**TASK DIRECTIONS**
Pictures aside, repeat every entry exactly.

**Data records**
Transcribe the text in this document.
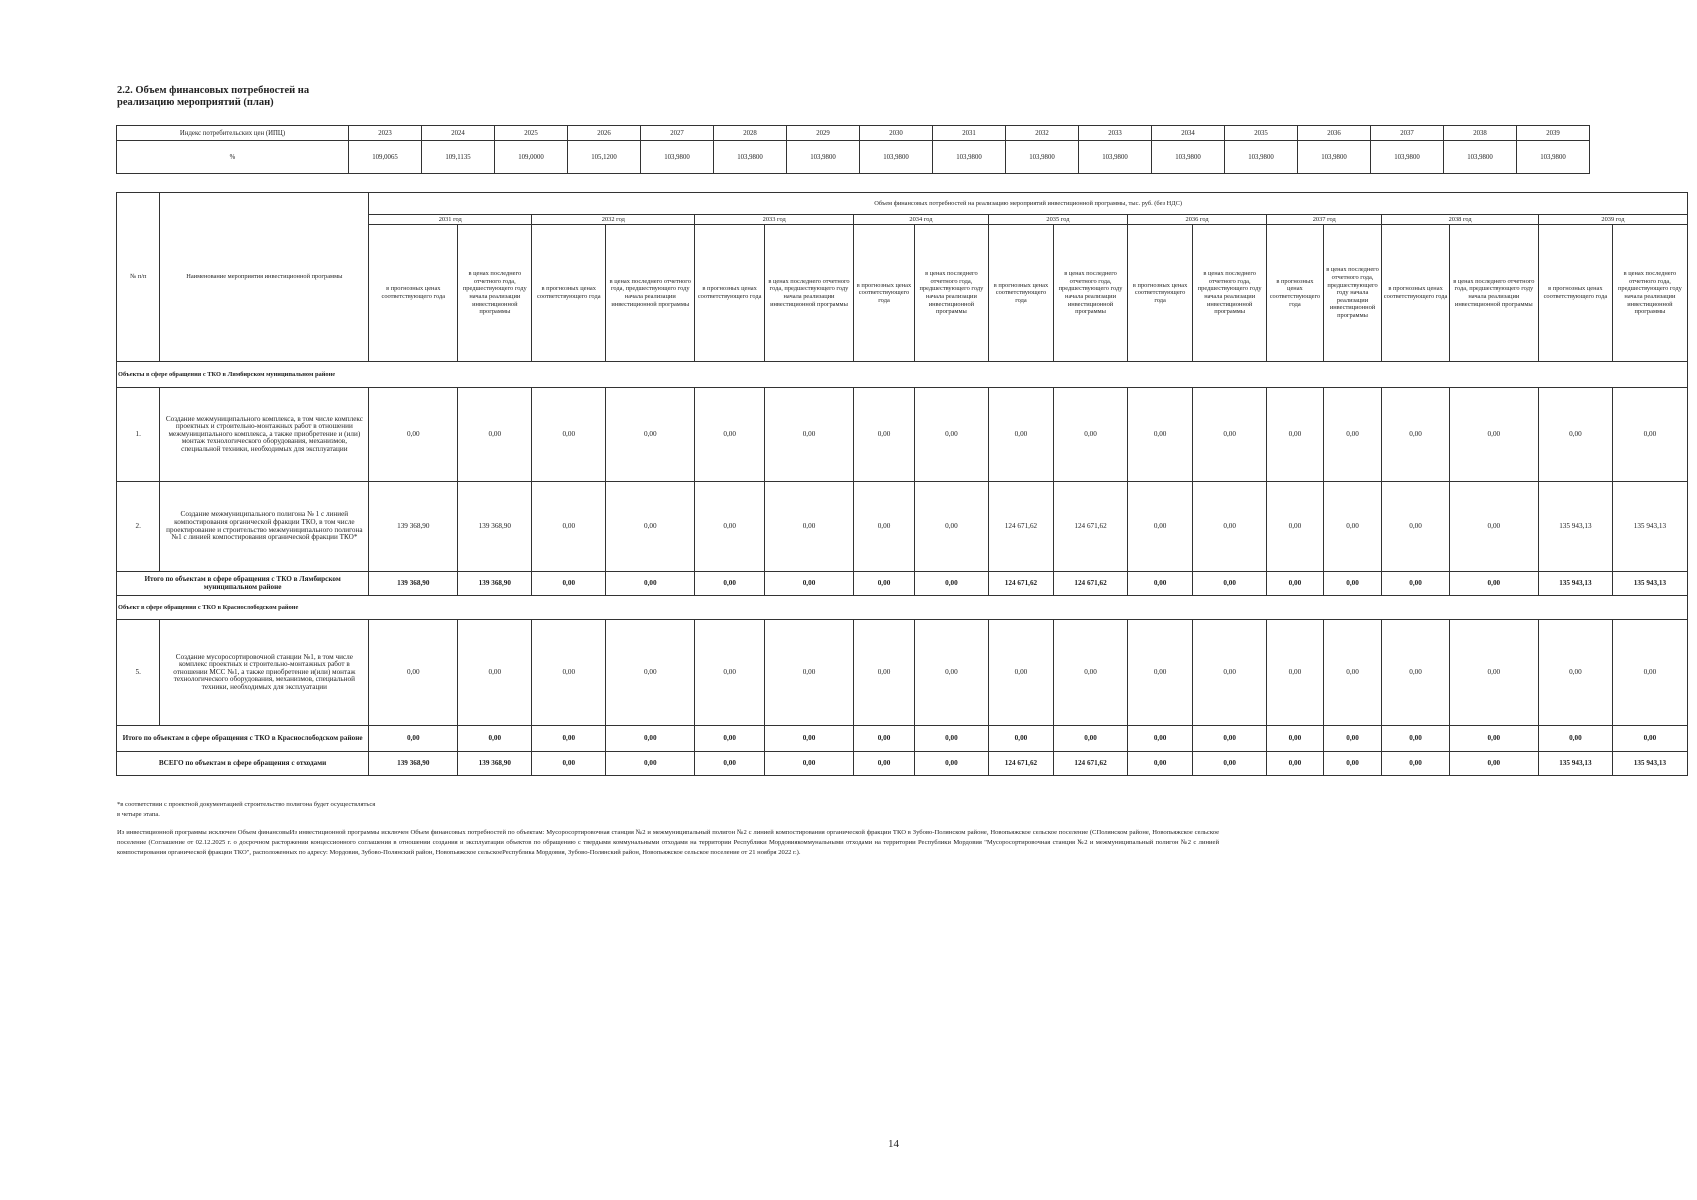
2.2. Объем финансовых потребностей на реализацию мероприятий (план)
Индекс потребительских цен (ИПЦ)	2023	2024	2025	2026	2027	2028	2029	2030	2031	2032	2033	2034	2035	2036	2037	2038	2039
%	109,0065	109,1135	109,0000	105,1200	103,9800	103,9800	103,9800	103,9800	103,9800	103,9800	103,9800	103,9800	103,9800	103,9800	103,9800	103,9800	103,9800
№ п/п	Наименование мероприятия инвестиционной программы	Объем финансовых потребностей на реализацию мероприятий инвестиционной программы, тыс. руб. (без НДС)																	
		2031 год		2032 год		2033 год		2034 год		2035 год		2036 год		2037 год		2038 год		2039 год	
		в прогнозных ценах соответствующего года	в ценах последнего отчетного года, предшествующего году начала реализации инвестиционной программы	в прогнозных ценах соответствующего года	в ценах последнего отчетного года, предшествующего году начала реализации инвестиционной программы	в прогнозных ценах соответствующего года	в ценах последнего отчетного года, предшествующего году начала реализации инвестиционной программы	в прогнозных ценах соответствующего года	в ценах последнего отчетного года, предшествующего году начала реализации инвестиционной программы	в прогнозных ценах соответствующего года	в ценах последнего отчетного года, предшествующего году начала реализации инвестиционной программы	в прогнозных ценах соответствующего года	в ценах последнего отчетного года, предшествующего году начала реализации инвестиционной программы	в прогнозных ценах соответствующего года	в ценах последнего отчетного года, предшествующего году начала реализации инвестиционной программы	в прогнозных ценах соответствующего года	в ценах последнего отчетного года, предшествующего году начала реализации инвестиционной программы	в прогнозных ценах соответствующего года	в ценах последнего отчетного года, предшествующего году начала реализации инвестиционной программы
Объекты в сфере обращения с ТКО в Лямбирском муниципальном районе																			
1.	Создание межмуниципального комплекса, в том числе комплекс проектных и строительно-монтажных работ в отношении межмуниципального комплекса, а также приобретение и (или) монтаж технологического оборудования, механизмов, специальной техники, необходимых для эксплуатации	0,00	0,00	0,00	0,00	0,00	0,00	0,00	0,00	0,00	0,00	0,00	0,00	0,00	0,00	0,00	0,00	0,00	0,00
2.	Создание межмуниципального полигона № 1 с линией компостирования органической фракции ТКО, в том числе проектирование и строительство межмуниципального полигона №1 с линией компостирования органической фракции ТКО*	139 368,90	139 368,90	0,00	0,00	0,00	0,00	0,00	0,00	124 671,62	124 671,62	0,00	0,00	0,00	0,00	0,00	0,00	135 943,13	135 943,13
Итого по объектам в сфере обращения с ТКО в Лямбирском муниципальном районе		139 368,90	139 368,90	0,00	0,00	0,00	0,00	0,00	0,00	124 671,62	124 671,62	0,00	0,00	0,00	0,00	0,00	0,00	135 943,13	135 943,13
Объект в сфере обращения с ТКО в Краснослободском районе																			
5.	Создание мусоросортировочной станции №1, в том числе комплекс проектных и строительно-монтажных работ в отношении МСС №1, а также приобретение и(или) монтаж технологического оборудования, механизмов, специальной техники, необходимых для эксплуатации	0,00	0,00	0,00	0,00	0,00	0,00	0,00	0,00	0,00	0,00	0,00	0,00	0,00	0,00	0,00	0,00	0,00	0,00
Итого по объектам в сфере обращения с ТКО в Краснослободском районе		0,00	0,00	0,00	0,00	0,00	0,00	0,00	0,00	0,00	0,00	0,00	0,00	0,00	0,00	0,00	0,00	0,00	0,00
ВСЕГО по объектам в сфере обращения с отходами		139 368,90	139 368,90	0,00	0,00	0,00	0,00	0,00	0,00	124 671,62	124 671,62	0,00	0,00	0,00	0,00	0,00	0,00	135 943,13	135 943,13
*в соответствии с проектной документацией строительство полигона будет осуществляться в четыре этапа.
Из инвестиционной программы исключен Объем финансовыИз инвестиционной программы исключен Объем финансовых потребностей по объектам: Мусоросортировочная станция №2 и межмуниципальный полигон №2 с линией компостирования органической фракции ТКО в Зубово-Полянском районе, Новопьяжское сельское поселение (СПолянском районе, Новопьяжское сельское поселение (Соглашение от 02.12.2025 г. о досрочном расторжении концессионного соглашения в отношении создания и эксплуатации объектов по обращению с твердыми коммунальными отходами на территории Республики Мордовиякоммунальными отходами на территории Республики Мордовия "Мусоросортировочная станция №2 и межмуниципальный полигон №2 с линией компостирования органической фракции ТКО", расположенных по адресу: Мордовия, Зубово-Полянский район, Новопьяжское сельскоеРеспублика Мордовия, Зубово-Полянский район, Новопьяжское сельское поселение от 21 ноября 2022 г.).
14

**ANSWER TO THE PROBLEM**
Transcribe the text in this document.
2.2. Объем финансовых потребностей на реализацию мероприятий (план)
Индекс потребительских цен (ИПЦ)	2023	2024	2025	2026	2027	2028	2029	2030	2031	2032	2033	2034	2035	2036	2037	2038	2039
%	109,0065	109,1135	109,0000	105,1200	103,9800	103,9800	103,9800	103,9800	103,9800	103,9800	103,9800	103,9800	103,9800	103,9800	103,9800	103,9800	103,9800
№ п/п	Наименование мероприятия инвестиционной программы	Объем финансовых потребностей на реализацию мероприятий инвестиционной программы, тыс. руб. (без НДС)																	
		2031 год		2032 год		2033 год		2034 год		2035 год		2036 год		2037 год		2038 год		2039 год	
		в прогнозных ценах соответствующего года	в ценах последнего отчетного года, предшествующего году начала реализации инвестиционной программы	в прогнозных ценах соответствующего года	в ценах последнего отчетного года, предшествующего году начала реализации инвестиционной программы	в прогнозных ценах соответствующего года	в ценах последнего отчетного года, предшествующего году начала реализации инвестиционной программы	в прогнозных ценах соответствующего года	в ценах последнего отчетного года, предшествующего году начала реализации инвестиционной программы	в прогнозных ценах соответствующего года	в ценах последнего отчетного года, предшествующего году начала реализации инвестиционной программы	в прогнозных ценах соответствующего года	в ценах последнего отчетного года, предшествующего году начала реализации инвестиционной программы	в прогнозных ценах соответствующего года	в ценах последнего отчетного года, предшествующего году начала реализации инвестиционной программы	в прогнозных ценах соответствующего года	в ценах последнего отчетного года, предшествующего году начала реализации инвестиционной программы	в прогнозных ценах соответствующего года	в ценах последнего отчетного года, предшествующего году начала реализации инвестиционной программы
Объекты в сфере обращения с ТКО в Лямбирском муниципальном районе																			
1.	Создание межмуниципального комплекса, в том числе комплекс проектных и строительно-монтажных работ в отношении межмуниципального комплекса, а также приобретение и (или) монтаж технологического оборудования, механизмов, специальной техники, необходимых для эксплуатации	0,00	0,00	0,00	0,00	0,00	0,00	0,00	0,00	0,00	0,00	0,00	0,00	0,00	0,00	0,00	0,00	0,00	0,00
2.	Создание межмуниципального полигона № 1 с линией компостирования органической фракции ТКО, в том числе проектирование и строительство межмуниципального полигона №1 с линией компостирования органической фракции ТКО*	139 368,90	139 368,90	0,00	0,00	0,00	0,00	0,00	0,00	124 671,62	124 671,62	0,00	0,00	0,00	0,00	0,00	0,00	135 943,13	135 943,13
Итого по объектам в сфере обращения с ТКО в Лямбирском муниципальном районе		139 368,90	139 368,90	0,00	0,00	0,00	0,00	0,00	0,00	124 671,62	124 671,62	0,00	0,00	0,00	0,00	0,00	0,00	135 943,13	135 943,13
Объект в сфере обращения с ТКО в Краснослободском районе																			
5.	Создание мусоросортировочной станции №1, в том числе комплекс проектных и строительно-монтажных работ в отношении МСС №1, а также приобретение и(или) монтаж технологического оборудования, механизмов, специальной техники, необходимых для эксплуатации	0,00	0,00	0,00	0,00	0,00	0,00	0,00	0,00	0,00	0,00	0,00	0,00	0,00	0,00	0,00	0,00	0,00	0,00
Итого по объектам в сфере обращения с ТКО в Краснослободском районе		0,00	0,00	0,00	0,00	0,00	0,00	0,00	0,00	0,00	0,00	0,00	0,00	0,00	0,00	0,00	0,00	0,00	0,00
ВСЕГО по объектам в сфере обращения с отходами		139 368,90	139 368,90	0,00	0,00	0,00	0,00	0,00	0,00	124 671,62	124 671,62	0,00	0,00	0,00	0,00	0,00	0,00	135 943,13	135 943,13
*в соответствии с проектной документацией строительство полигона будет осуществляться в четыре этапа.
Из инвестиционной программы исключен Объем финансовыИз инвестиционной программы исключен Объем финансовых потребностей по объектам: Мусоросортировочная станция №2 и межмуниципальный полигон №2 с линией компостирования органической фракции ТКО в Зубово-Полянском районе, Новопьяжское сельское поселение (СПолянском районе, Новопьяжское сельское поселение (Соглашение от 02.12.2025 г. о досрочном расторжении концессионного соглашения в отношении создания и эксплуатации объектов по обращению с твердыми коммунальными отходами на территории Республики Мордовиякоммунальными отходами на территории Республики Мордовия "Мусоросортировочная станция №2 и межмуниципальный полигон №2 с линией компостирования органической фракции ТКО", расположенных по адресу: Мордовия, Зубово-Полянский район, Новопьяжское сельскоеРеспублика Мордовия, Зубово-Полянский район, Новопьяжское сельское поселение от 21 ноября 2022 г.).
14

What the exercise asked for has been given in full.